-------- INPUT --------

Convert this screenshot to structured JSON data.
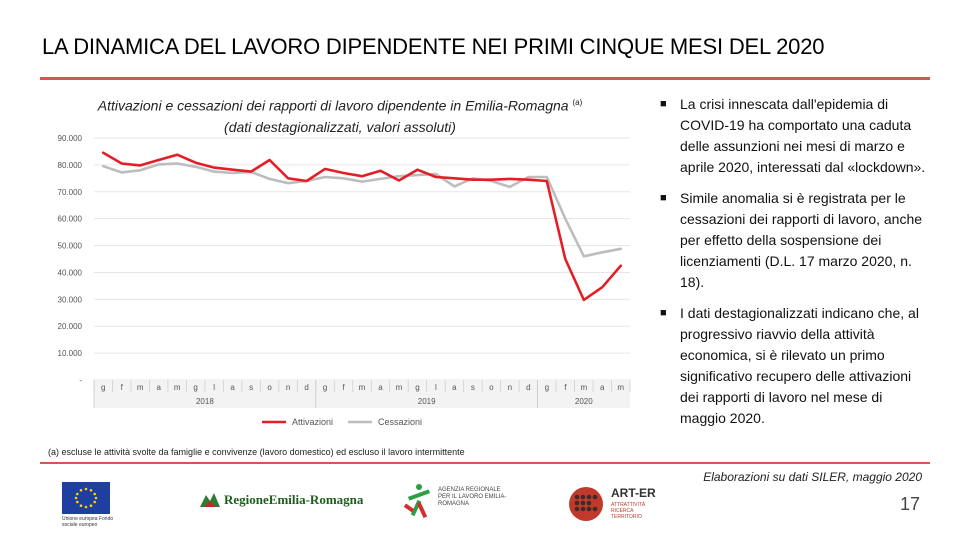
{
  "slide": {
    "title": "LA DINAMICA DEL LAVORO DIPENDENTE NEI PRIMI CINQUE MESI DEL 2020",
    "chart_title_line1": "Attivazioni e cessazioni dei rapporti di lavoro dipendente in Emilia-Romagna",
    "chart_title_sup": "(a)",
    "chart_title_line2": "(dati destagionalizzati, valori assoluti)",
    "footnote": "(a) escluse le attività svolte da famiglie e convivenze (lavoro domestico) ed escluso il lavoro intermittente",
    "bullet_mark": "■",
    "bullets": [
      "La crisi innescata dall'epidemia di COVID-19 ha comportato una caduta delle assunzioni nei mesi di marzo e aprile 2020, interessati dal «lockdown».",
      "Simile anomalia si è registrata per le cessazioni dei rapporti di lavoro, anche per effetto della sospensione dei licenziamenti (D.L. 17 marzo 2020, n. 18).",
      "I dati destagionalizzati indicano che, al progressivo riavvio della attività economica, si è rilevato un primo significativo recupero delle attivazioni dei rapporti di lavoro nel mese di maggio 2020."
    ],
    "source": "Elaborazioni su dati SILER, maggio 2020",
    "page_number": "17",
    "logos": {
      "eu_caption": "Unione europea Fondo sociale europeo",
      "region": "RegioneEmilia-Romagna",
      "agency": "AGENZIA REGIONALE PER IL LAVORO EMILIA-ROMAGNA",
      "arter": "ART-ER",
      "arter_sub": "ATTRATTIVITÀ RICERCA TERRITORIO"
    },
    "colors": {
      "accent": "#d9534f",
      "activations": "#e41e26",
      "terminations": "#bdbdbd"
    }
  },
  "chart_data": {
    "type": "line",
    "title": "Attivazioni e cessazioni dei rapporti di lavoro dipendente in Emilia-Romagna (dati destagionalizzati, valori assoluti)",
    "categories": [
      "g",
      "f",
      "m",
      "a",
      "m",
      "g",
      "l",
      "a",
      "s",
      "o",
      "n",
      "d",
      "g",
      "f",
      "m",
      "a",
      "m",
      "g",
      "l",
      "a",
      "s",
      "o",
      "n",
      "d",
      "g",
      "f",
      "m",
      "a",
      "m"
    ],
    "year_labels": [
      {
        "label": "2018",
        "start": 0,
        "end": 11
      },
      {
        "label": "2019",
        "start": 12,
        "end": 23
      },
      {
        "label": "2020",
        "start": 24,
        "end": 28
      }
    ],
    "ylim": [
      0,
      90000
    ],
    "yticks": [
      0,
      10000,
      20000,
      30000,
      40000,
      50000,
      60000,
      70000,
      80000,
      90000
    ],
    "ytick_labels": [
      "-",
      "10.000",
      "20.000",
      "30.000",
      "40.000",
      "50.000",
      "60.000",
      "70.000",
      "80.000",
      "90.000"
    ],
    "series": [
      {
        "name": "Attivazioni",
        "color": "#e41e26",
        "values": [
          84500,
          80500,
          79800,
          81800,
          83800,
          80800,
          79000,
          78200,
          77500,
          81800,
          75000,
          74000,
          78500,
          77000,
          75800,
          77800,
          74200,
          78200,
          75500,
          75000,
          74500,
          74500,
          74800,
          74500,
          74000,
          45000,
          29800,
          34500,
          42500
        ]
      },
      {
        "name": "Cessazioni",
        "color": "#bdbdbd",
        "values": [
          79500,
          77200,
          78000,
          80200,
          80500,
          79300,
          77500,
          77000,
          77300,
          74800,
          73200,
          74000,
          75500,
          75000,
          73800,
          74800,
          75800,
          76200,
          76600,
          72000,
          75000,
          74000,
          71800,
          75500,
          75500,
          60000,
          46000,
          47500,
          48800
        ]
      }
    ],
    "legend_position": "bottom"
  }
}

--------

EXERCISE DETAILS. All preceding records should be duplicated verbatim, images excepted.

EXERCISE ANSWER.
Convert this screenshot to structured JSON data.
{
  "slide": {
    "title": "LA DINAMICA DEL LAVORO DIPENDENTE NEI PRIMI CINQUE MESI DEL 2020",
    "chart_title_line1": "Attivazioni e cessazioni dei rapporti di lavoro dipendente in Emilia-Romagna",
    "chart_title_sup": "(a)",
    "chart_title_line2": "(dati destagionalizzati, valori assoluti)",
    "footnote": "(a) escluse le attività svolte da famiglie e convivenze (lavoro domestico) ed escluso il lavoro intermittente",
    "bullet_mark": "■",
    "bullets": [
      "La crisi innescata dall'epidemia di COVID-19 ha comportato una caduta delle assunzioni nei mesi di marzo e aprile 2020, interessati dal «lockdown».",
      "Simile anomalia si è registrata per le cessazioni dei rapporti di lavoro, anche per effetto della sospensione dei licenziamenti (D.L. 17 marzo 2020, n. 18).",
      "I dati destagionalizzati indicano che, al progressivo riavvio della attività economica, si è rilevato un primo significativo recupero delle attivazioni dei rapporti di lavoro nel mese di maggio 2020."
    ],
    "source": "Elaborazioni su dati SILER, maggio 2020",
    "page_number": "17",
    "logos": {
      "eu_caption": "Unione europea Fondo sociale europeo",
      "region": "RegioneEmilia-Romagna",
      "agency": "AGENZIA REGIONALE PER IL LAVORO EMILIA-ROMAGNA",
      "arter": "ART-ER",
      "arter_sub": "ATTRATTIVITÀ RICERCA TERRITORIO"
    },
    "colors": {
      "accent": "#d9534f",
      "activations": "#e41e26",
      "terminations": "#bdbdbd"
    }
  },
  "chart_data": {
    "type": "line",
    "title": "Attivazioni e cessazioni dei rapporti di lavoro dipendente in Emilia-Romagna (dati destagionalizzati, valori assoluti)",
    "categories": [
      "g",
      "f",
      "m",
      "a",
      "m",
      "g",
      "l",
      "a",
      "s",
      "o",
      "n",
      "d",
      "g",
      "f",
      "m",
      "a",
      "m",
      "g",
      "l",
      "a",
      "s",
      "o",
      "n",
      "d",
      "g",
      "f",
      "m",
      "a",
      "m"
    ],
    "year_labels": [
      {
        "label": "2018",
        "start": 0,
        "end": 11
      },
      {
        "label": "2019",
        "start": 12,
        "end": 23
      },
      {
        "label": "2020",
        "start": 24,
        "end": 28
      }
    ],
    "ylim": [
      0,
      90000
    ],
    "yticks": [
      0,
      10000,
      20000,
      30000,
      40000,
      50000,
      60000,
      70000,
      80000,
      90000
    ],
    "ytick_labels": [
      "-",
      "10.000",
      "20.000",
      "30.000",
      "40.000",
      "50.000",
      "60.000",
      "70.000",
      "80.000",
      "90.000"
    ],
    "series": [
      {
        "name": "Attivazioni",
        "color": "#e41e26",
        "values": [
          84500,
          80500,
          79800,
          81800,
          83800,
          80800,
          79000,
          78200,
          77500,
          81800,
          75000,
          74000,
          78500,
          77000,
          75800,
          77800,
          74200,
          78200,
          75500,
          75000,
          74500,
          74500,
          74800,
          74500,
          74000,
          45000,
          29800,
          34500,
          42500
        ]
      },
      {
        "name": "Cessazioni",
        "color": "#bdbdbd",
        "values": [
          79500,
          77200,
          78000,
          80200,
          80500,
          79300,
          77500,
          77000,
          77300,
          74800,
          73200,
          74000,
          75500,
          75000,
          73800,
          74800,
          75800,
          76200,
          76600,
          72000,
          75000,
          74000,
          71800,
          75500,
          75500,
          60000,
          46000,
          47500,
          48800
        ]
      }
    ],
    "legend_position": "bottom"
  }
}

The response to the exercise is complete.